» YOUR OBJECTIVE:
Without omitting anything, return the records precisely as given.

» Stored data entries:
* start *
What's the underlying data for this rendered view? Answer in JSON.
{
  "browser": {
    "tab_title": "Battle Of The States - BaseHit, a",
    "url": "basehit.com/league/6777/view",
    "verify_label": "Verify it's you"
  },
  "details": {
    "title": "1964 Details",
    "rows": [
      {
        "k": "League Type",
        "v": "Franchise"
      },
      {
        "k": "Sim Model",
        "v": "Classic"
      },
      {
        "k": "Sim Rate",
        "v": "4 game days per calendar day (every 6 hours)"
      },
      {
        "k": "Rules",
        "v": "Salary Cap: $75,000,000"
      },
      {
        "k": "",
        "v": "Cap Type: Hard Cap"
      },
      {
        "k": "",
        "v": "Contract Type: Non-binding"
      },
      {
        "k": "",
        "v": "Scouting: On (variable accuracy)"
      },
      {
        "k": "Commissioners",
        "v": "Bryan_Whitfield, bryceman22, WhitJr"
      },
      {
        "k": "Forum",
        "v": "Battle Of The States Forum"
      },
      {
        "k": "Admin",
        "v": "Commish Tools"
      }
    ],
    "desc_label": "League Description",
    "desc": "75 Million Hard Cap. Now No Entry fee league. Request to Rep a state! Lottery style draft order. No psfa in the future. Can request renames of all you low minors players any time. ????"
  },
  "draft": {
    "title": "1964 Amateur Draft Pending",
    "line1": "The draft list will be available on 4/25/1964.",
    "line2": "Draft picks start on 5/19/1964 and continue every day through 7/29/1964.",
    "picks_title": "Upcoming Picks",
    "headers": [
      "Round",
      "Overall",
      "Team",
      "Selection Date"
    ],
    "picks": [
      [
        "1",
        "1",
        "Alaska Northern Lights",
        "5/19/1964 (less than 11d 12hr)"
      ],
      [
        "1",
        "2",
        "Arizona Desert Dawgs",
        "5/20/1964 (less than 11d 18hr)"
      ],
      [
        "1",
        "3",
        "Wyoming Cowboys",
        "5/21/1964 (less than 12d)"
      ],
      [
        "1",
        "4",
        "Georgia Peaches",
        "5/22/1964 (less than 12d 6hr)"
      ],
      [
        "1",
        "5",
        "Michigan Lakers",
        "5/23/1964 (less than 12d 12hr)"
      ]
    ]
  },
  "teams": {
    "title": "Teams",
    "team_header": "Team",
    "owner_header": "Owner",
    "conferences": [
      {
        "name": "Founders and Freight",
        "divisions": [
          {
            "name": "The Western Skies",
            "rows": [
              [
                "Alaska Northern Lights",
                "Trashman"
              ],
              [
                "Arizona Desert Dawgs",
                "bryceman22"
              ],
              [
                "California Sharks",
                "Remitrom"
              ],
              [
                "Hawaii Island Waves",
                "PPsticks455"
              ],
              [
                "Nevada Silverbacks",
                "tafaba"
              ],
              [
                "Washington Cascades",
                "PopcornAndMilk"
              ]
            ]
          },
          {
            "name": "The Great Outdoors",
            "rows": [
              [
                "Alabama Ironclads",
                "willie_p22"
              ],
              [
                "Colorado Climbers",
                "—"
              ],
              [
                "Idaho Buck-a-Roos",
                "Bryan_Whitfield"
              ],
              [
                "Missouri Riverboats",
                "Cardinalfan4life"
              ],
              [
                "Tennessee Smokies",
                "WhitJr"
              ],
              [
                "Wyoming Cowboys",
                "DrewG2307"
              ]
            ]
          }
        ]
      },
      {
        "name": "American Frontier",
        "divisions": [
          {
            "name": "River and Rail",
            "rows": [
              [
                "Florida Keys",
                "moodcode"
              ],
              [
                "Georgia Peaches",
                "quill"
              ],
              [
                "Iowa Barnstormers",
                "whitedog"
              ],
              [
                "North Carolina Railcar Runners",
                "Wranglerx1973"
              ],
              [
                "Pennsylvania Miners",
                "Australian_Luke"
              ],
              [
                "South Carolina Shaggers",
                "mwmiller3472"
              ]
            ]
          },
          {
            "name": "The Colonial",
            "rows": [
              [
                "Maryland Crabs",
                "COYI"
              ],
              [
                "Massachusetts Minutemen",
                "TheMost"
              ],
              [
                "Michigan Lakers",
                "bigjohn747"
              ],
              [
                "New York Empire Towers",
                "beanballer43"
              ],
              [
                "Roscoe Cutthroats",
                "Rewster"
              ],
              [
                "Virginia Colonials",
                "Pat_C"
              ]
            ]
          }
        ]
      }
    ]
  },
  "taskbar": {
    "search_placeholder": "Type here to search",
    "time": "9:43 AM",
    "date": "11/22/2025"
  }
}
* end *
» TASK ANSWER:
What's the underlying data for this rendered view? Answer in JSON.
{
  "browser": {
    "tab_title": "Battle Of The States - BaseHit, a",
    "url": "basehit.com/league/6777/view",
    "verify_label": "Verify it's you"
  },
  "details": {
    "title": "1964 Details",
    "rows": [
      {
        "k": "League Type",
        "v": "Franchise"
      },
      {
        "k": "Sim Model",
        "v": "Classic"
      },
      {
        "k": "Sim Rate",
        "v": "4 game days per calendar day (every 6 hours)"
      },
      {
        "k": "Rules",
        "v": "Salary Cap: $75,000,000"
      },
      {
        "k": "",
        "v": "Cap Type: Hard Cap"
      },
      {
        "k": "",
        "v": "Contract Type: Non-binding"
      },
      {
        "k": "",
        "v": "Scouting: On (variable accuracy)"
      },
      {
        "k": "Commissioners",
        "v": "Bryan_Whitfield, bryceman22, WhitJr"
      },
      {
        "k": "Forum",
        "v": "Battle Of The States Forum"
      },
      {
        "k": "Admin",
        "v": "Commish Tools"
      }
    ],
    "desc_label": "League Description",
    "desc": "75 Million Hard Cap. Now No Entry fee league. Request to Rep a state! Lottery style draft order. No psfa in the future. Can request renames of all you low minors players any time. ????"
  },
  "draft": {
    "title": "1964 Amateur Draft Pending",
    "line1": "The draft list will be available on 4/25/1964.",
    "line2": "Draft picks start on 5/19/1964 and continue every day through 7/29/1964.",
    "picks_title": "Upcoming Picks",
    "headers": [
      "Round",
      "Overall",
      "Team",
      "Selection Date"
    ],
    "picks": [
      [
        "1",
        "1",
        "Alaska Northern Lights",
        "5/19/1964 (less than 11d 12hr)"
      ],
      [
        "1",
        "2",
        "Arizona Desert Dawgs",
        "5/20/1964 (less than 11d 18hr)"
      ],
      [
        "1",
        "3",
        "Wyoming Cowboys",
        "5/21/1964 (less than 12d)"
      ],
      [
        "1",
        "4",
        "Georgia Peaches",
        "5/22/1964 (less than 12d 6hr)"
      ],
      [
        "1",
        "5",
        "Michigan Lakers",
        "5/23/1964 (less than 12d 12hr)"
      ]
    ]
  },
  "teams": {
    "title": "Teams",
    "team_header": "Team",
    "owner_header": "Owner",
    "conferences": [
      {
        "name": "Founders and Freight",
        "divisions": [
          {
            "name": "The Western Skies",
            "rows": [
              [
                "Alaska Northern Lights",
                "Trashman"
              ],
              [
                "Arizona Desert Dawgs",
                "bryceman22"
              ],
              [
                "California Sharks",
                "Remitrom"
              ],
              [
                "Hawaii Island Waves",
                "PPsticks455"
              ],
              [
                "Nevada Silverbacks",
                "tafaba"
              ],
              [
                "Washington Cascades",
                "PopcornAndMilk"
              ]
            ]
          },
          {
            "name": "The Great Outdoors",
            "rows": [
              [
                "Alabama Ironclads",
                "willie_p22"
              ],
              [
                "Colorado Climbers",
                "—"
              ],
              [
                "Idaho Buck-a-Roos",
                "Bryan_Whitfield"
              ],
              [
                "Missouri Riverboats",
                "Cardinalfan4life"
              ],
              [
                "Tennessee Smokies",
                "WhitJr"
              ],
              [
                "Wyoming Cowboys",
                "DrewG2307"
              ]
            ]
          }
        ]
      },
      {
        "name": "American Frontier",
        "divisions": [
          {
            "name": "River and Rail",
            "rows": [
              [
                "Florida Keys",
                "moodcode"
              ],
              [
                "Georgia Peaches",
                "quill"
              ],
              [
                "Iowa Barnstormers",
                "whitedog"
              ],
              [
                "North Carolina Railcar Runners",
                "Wranglerx1973"
              ],
              [
                "Pennsylvania Miners",
                "Australian_Luke"
              ],
              [
                "South Carolina Shaggers",
                "mwmiller3472"
              ]
            ]
          },
          {
            "name": "The Colonial",
            "rows": [
              [
                "Maryland Crabs",
                "COYI"
              ],
              [
                "Massachusetts Minutemen",
                "TheMost"
              ],
              [
                "Michigan Lakers",
                "bigjohn747"
              ],
              [
                "New York Empire Towers",
                "beanballer43"
              ],
              [
                "Roscoe Cutthroats",
                "Rewster"
              ],
              [
                "Virginia Colonials",
                "Pat_C"
              ]
            ]
          }
        ]
      }
    ]
  },
  "taskbar": {
    "search_placeholder": "Type here to search",
    "time": "9:43 AM",
    "date": "11/22/2025"
  }
}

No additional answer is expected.